**TO BE DONE:** Search the records that follow and extract every line containing the string "maintain".

* * *

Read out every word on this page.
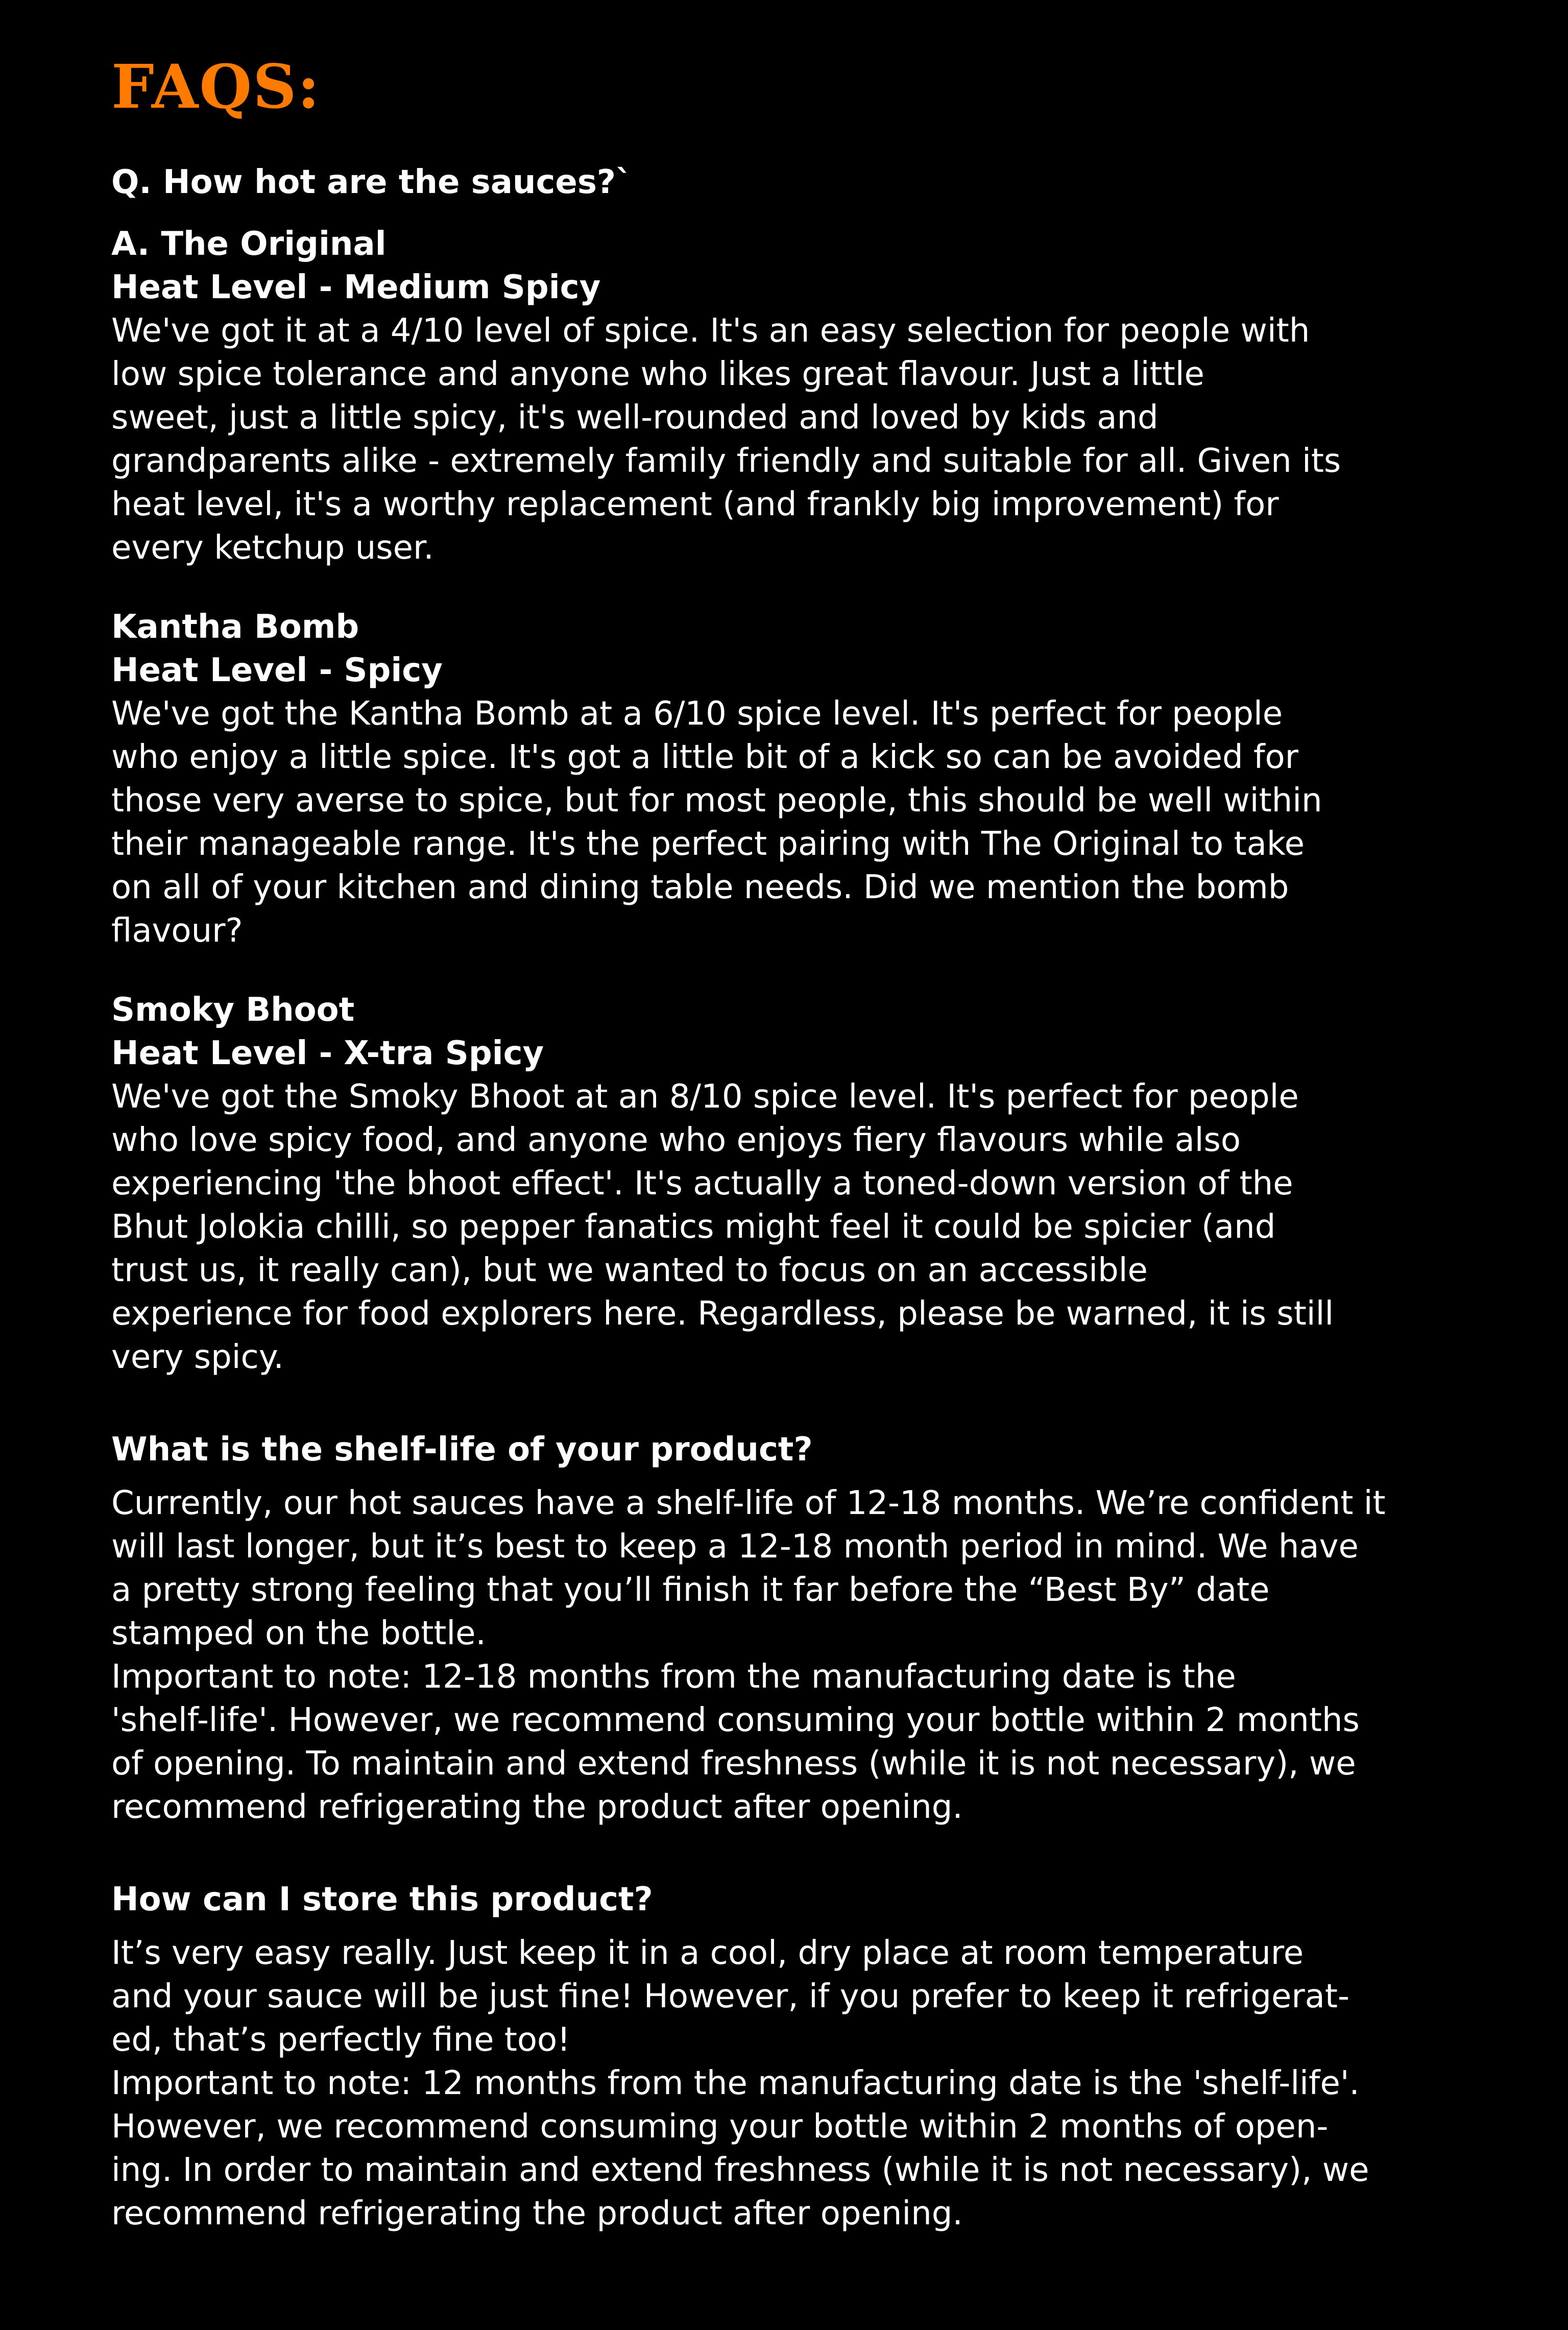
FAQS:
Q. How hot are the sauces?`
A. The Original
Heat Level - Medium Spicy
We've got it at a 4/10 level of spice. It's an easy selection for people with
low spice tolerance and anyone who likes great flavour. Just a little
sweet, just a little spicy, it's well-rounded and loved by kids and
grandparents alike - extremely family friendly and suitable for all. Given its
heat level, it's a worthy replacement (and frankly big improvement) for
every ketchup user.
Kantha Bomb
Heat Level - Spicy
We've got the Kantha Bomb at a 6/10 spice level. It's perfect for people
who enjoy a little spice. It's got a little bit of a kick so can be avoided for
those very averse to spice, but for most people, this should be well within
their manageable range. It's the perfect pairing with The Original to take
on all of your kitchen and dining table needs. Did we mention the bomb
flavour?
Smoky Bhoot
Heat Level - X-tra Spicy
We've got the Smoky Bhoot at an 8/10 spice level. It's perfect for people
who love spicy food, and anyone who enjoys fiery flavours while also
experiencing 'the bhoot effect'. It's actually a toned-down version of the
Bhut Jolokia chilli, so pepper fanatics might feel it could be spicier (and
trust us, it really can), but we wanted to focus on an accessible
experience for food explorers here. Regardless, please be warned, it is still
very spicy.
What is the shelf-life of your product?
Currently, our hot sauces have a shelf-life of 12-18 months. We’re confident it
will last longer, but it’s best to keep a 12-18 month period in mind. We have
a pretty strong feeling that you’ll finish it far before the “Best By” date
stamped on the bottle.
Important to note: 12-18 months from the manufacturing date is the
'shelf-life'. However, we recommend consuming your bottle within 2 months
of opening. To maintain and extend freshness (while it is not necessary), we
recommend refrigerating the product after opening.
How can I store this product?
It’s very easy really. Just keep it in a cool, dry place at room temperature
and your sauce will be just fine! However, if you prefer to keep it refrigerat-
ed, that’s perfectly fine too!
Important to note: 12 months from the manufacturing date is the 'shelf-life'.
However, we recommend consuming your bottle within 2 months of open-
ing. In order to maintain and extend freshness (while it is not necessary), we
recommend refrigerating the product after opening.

* * *

**WRITTEN RESPONSE:**
of opening. To maintain and extend freshness (while it is not necessary), we
ing. In order to maintain and extend freshness (while it is not necessary), we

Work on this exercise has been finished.